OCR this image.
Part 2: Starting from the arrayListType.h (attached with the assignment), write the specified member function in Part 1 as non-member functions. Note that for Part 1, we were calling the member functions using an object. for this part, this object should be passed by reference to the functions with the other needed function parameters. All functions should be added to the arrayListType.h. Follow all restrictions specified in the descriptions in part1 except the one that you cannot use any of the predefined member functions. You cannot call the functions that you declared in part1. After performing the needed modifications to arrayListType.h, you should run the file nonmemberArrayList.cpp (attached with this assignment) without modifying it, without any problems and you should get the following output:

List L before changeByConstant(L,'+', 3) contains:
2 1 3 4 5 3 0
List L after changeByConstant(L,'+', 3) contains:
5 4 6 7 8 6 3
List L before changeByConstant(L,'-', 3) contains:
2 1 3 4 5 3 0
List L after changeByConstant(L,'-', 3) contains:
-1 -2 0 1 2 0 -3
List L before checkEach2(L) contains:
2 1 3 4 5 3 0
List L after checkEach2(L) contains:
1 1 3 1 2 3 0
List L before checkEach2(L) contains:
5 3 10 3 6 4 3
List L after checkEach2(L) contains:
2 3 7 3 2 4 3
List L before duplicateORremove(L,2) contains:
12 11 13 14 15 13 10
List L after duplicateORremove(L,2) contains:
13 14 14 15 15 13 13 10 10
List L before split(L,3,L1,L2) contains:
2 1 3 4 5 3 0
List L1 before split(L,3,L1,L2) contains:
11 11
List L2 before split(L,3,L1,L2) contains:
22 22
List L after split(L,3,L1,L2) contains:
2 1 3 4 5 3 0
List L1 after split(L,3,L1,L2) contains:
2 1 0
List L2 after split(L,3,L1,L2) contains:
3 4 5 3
****
> _GOAL_
Locate the string "duplicateORremove" in the listing above and copy every line where it occurs.

> _SOLUTION FOR THIS PROBLEM_
List L before duplicateORremove(L,2) contains:
List L after duplicateORremove(L,2) contains:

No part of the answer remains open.